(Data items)
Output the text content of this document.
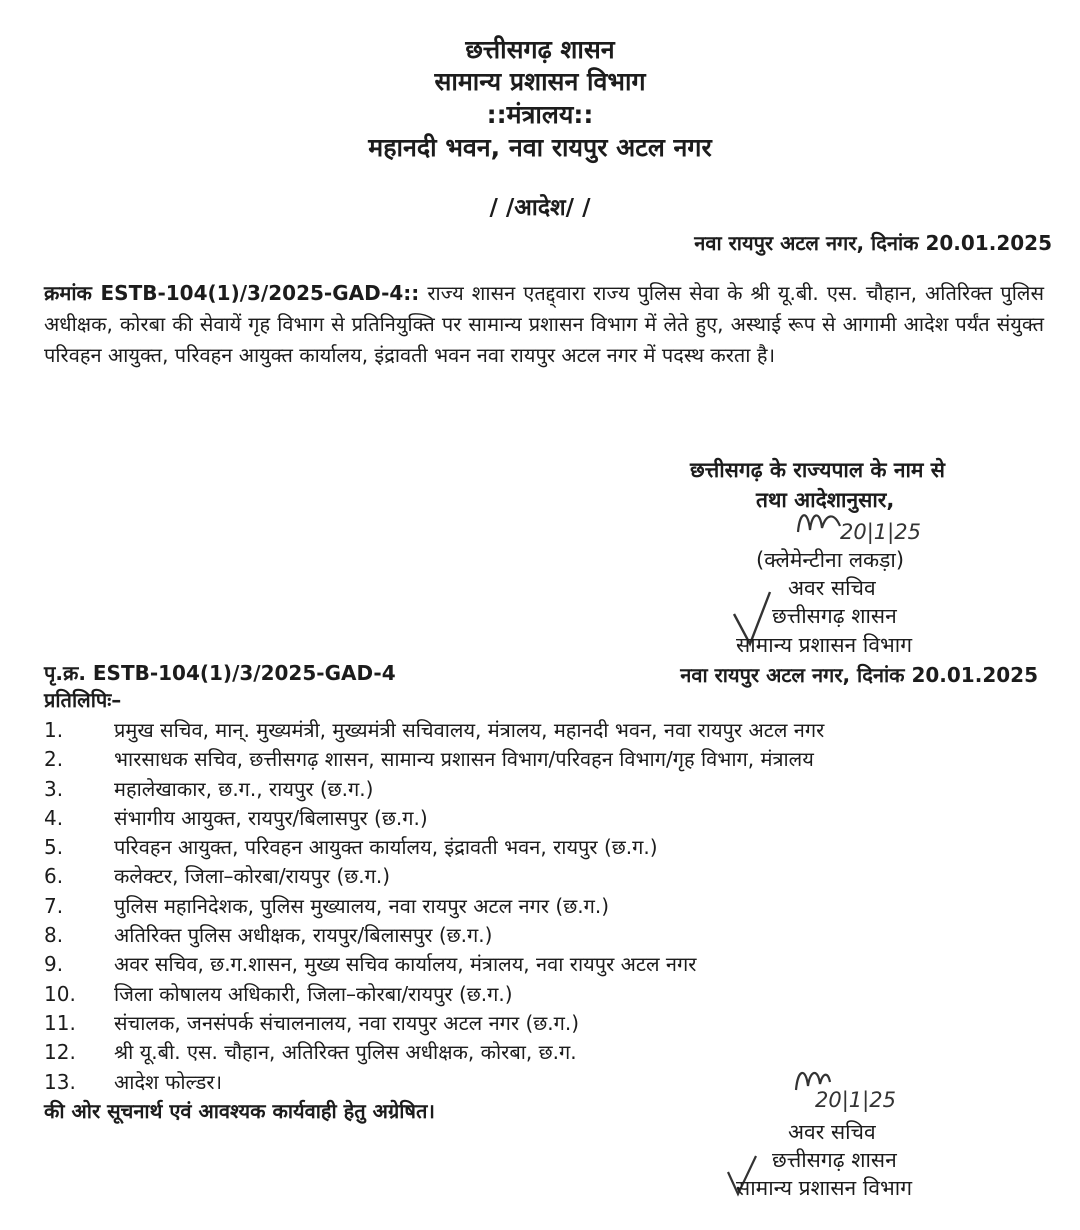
छत्तीसगढ़ शासन
सामान्य प्रशासन विभाग
::मंत्रालय::
महानदी भवन, नवा रायपुर अटल नगर
/ /आदेश/ /
नवा रायपुर अटल नगर, दिनांक 20.01.2025
क्रमांक ESTB-104(1)/3/2025-GAD-4:: राज्य शासन एतद्द्वारा राज्य पुलिस सेवा के श्री यू.बी. एस. चौहान, अतिरिक्त पुलिस अधीक्षक, कोरबा की सेवायें गृह विभाग से प्रतिनियुक्ति पर सामान्य प्रशासन विभाग में लेते हुए, अस्थाई रूप से आगामी आदेश पर्यंत संयुक्त परिवहन आयुक्त, परिवहन आयुक्त कार्यालय, इंद्रावती भवन नवा रायपुर अटल नगर में पदस्थ करता है।
छत्तीसगढ़ के राज्यपाल के नाम से
तथा आदेशानुसार,
20|1|25
(क्लेमेन्टीना लकड़ा)
अवर सचिव
छत्तीसगढ़ शासन
सामान्य प्रशासन विभाग
पृ.क्र. ESTB-104(1)/3/2025-GAD-4	नवा रायपुर अटल नगर, दिनांक 20.01.2025
प्रतिलिपिः–
1.	प्रमुख सचिव, मान्. मुख्यमंत्री, मुख्यमंत्री सचिवालय, मंत्रालय, महानदी भवन, नवा रायपुर अटल नगर
2.	भारसाधक सचिव, छत्तीसगढ़ शासन, सामान्य प्रशासन विभाग/परिवहन विभाग/गृह विभाग, मंत्रालय
3.	महालेखाकार, छ.ग., रायपुर (छ.ग.)
4.	संभागीय आयुक्त, रायपुर/बिलासपुर (छ.ग.)
5.	परिवहन आयुक्त, परिवहन आयुक्त कार्यालय, इंद्रावती भवन, रायपुर (छ.ग.)
6.	कलेक्टर, जिला–कोरबा/रायपुर (छ.ग.)
7.	पुलिस महानिदेशक, पुलिस मुख्यालय, नवा रायपुर अटल नगर (छ.ग.)
8.	अतिरिक्त पुलिस अधीक्षक, रायपुर/बिलासपुर (छ.ग.)
9.	अवर सचिव, छ.ग.शासन, मुख्य सचिव कार्यालय, मंत्रालय, नवा रायपुर अटल नगर
10. जिला कोषालय अधिकारी, जिला–कोरबा/रायपुर (छ.ग.)
11. संचालक, जनसंपर्क संचालनालय, नवा रायपुर अटल नगर (छ.ग.)
12. श्री यू.बी. एस. चौहान, अतिरिक्त पुलिस अधीक्षक, कोरबा, छ.ग.
13. आदेश फोल्डर।
की ओर सूचनार्थ एवं आवश्यक कार्यवाही हेतु अग्रेषित।	20|1|25
अवर सचिव
छत्तीसगढ़ शासन
सामान्य प्रशासन विभाग
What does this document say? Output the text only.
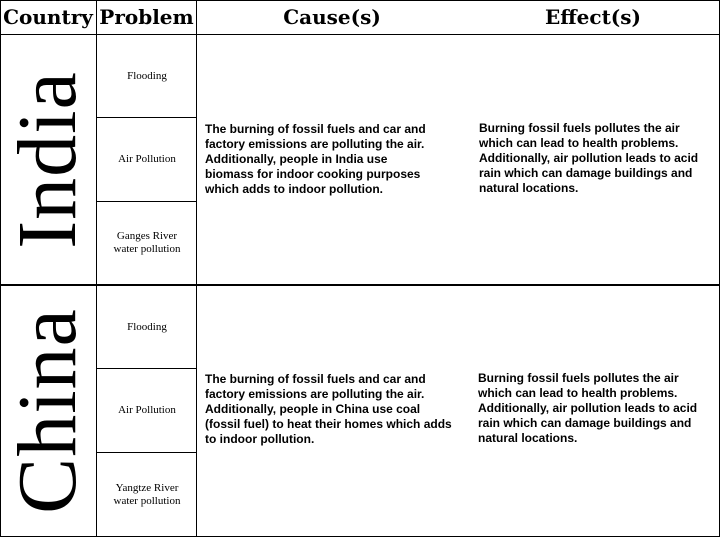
Country Problem	Cause(s)	Effect(s)
India
China
Flooding
Air Pollution
Ganges River
water pollution
Flooding
Air Pollution
Yangtze River
water pollution
The burning of fossil fuels and car and
factory emissions are polluting the air.
Additionally, people in India use
biomass for indoor cooking purposes
which adds to indoor pollution.
Burning fossil fuels pollutes the air
which can lead to health problems.
Additionally, air pollution leads to acid
rain which can damage buildings and
natural locations.
The burning of fossil fuels and car and
factory emissions are polluting the air.
Additionally, people in China use coal
(fossil fuel) to heat their homes which adds
to indoor pollution.
Burning fossil fuels pollutes the air
which can lead to health problems.
Additionally, air pollution leads to acid
rain which can damage buildings and
natural locations.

> [Exercise]
All of the lines above should be printed exactly, minus the pictures.

> [Written answer]
Output the text content of this document.
छत्तीसगढ़ शासन
सामान्य प्रशासन विभाग
::मंत्रालय::
महानदी भवन, नवा रायपुर अटल नगर
/ /आदेश/ /
नवा रायपुर अटल नगर, दिनांक 20.01.2025
क्रमांक ESTB-104(1)/3/2025-GAD-4:: राज्य शासन एतद्द्वारा राज्य पुलिस सेवा के श्री यू.बी. एस. चौहान, अतिरिक्त पुलिस अधीक्षक, कोरबा की सेवायें गृह विभाग से प्रतिनियुक्ति पर सामान्य प्रशासन विभाग में लेते हुए, अस्थाई रूप से आगामी आदेश पर्यंत संयुक्त परिवहन आयुक्त, परिवहन आयुक्त कार्यालय, इंद्रावती भवन नवा रायपुर अटल नगर में पदस्थ करता है।
छत्तीसगढ़ के राज्यपाल के नाम से
तथा आदेशानुसार,
20|1|25
(क्लेमेन्टीना लकड़ा)
अवर सचिव
छत्तीसगढ़ शासन
सामान्य प्रशासन विभाग
पृ.क्र. ESTB-104(1)/3/2025-GAD-4	नवा रायपुर अटल नगर, दिनांक 20.01.2025
प्रतिलिपिः–
1.	प्रमुख सचिव, मान्. मुख्यमंत्री, मुख्यमंत्री सचिवालय, मंत्रालय, महानदी भवन, नवा रायपुर अटल नगर
2.	भारसाधक सचिव, छत्तीसगढ़ शासन, सामान्य प्रशासन विभाग/परिवहन विभाग/गृह विभाग, मंत्रालय
3.	महालेखाकार, छ.ग., रायपुर (छ.ग.)
4.	संभागीय आयुक्त, रायपुर/बिलासपुर (छ.ग.)
5.	परिवहन आयुक्त, परिवहन आयुक्त कार्यालय, इंद्रावती भवन, रायपुर (छ.ग.)
6.	कलेक्टर, जिला–कोरबा/रायपुर (छ.ग.)
7.	पुलिस महानिदेशक, पुलिस मुख्यालय, नवा रायपुर अटल नगर (छ.ग.)
8.	अतिरिक्त पुलिस अधीक्षक, रायपुर/बिलासपुर (छ.ग.)
9.	अवर सचिव, छ.ग.शासन, मुख्य सचिव कार्यालय, मंत्रालय, नवा रायपुर अटल नगर
10. जिला कोषालय अधिकारी, जिला–कोरबा/रायपुर (छ.ग.)
11. संचालक, जनसंपर्क संचालनालय, नवा रायपुर अटल नगर (छ.ग.)
12. श्री यू.बी. एस. चौहान, अतिरिक्त पुलिस अधीक्षक, कोरबा, छ.ग.
13. आदेश फोल्डर।
की ओर सूचनार्थ एवं आवश्यक कार्यवाही हेतु अग्रेषित।	20|1|25
अवर सचिव
छत्तीसगढ़ शासन
सामान्य प्रशासन विभाग
What does this document say? Output the text only.
Country Problem	Cause(s)	Effect(s)
India
China
Flooding
Air Pollution
Ganges River
water pollution
Flooding
Air Pollution
Yangtze River
water pollution
The burning of fossil fuels and car and
factory emissions are polluting the air.
Additionally, people in India use
biomass for indoor cooking purposes
which adds to indoor pollution.
Burning fossil fuels pollutes the air
which can lead to health problems.
Additionally, air pollution leads to acid
rain which can damage buildings and
natural locations.
The burning of fossil fuels and car and
factory emissions are polluting the air.
Additionally, people in China use coal
(fossil fuel) to heat their homes which adds
to indoor pollution.
Burning fossil fuels pollutes the air
which can lead to health problems.
Additionally, air pollution leads to acid
rain which can damage buildings and
natural locations.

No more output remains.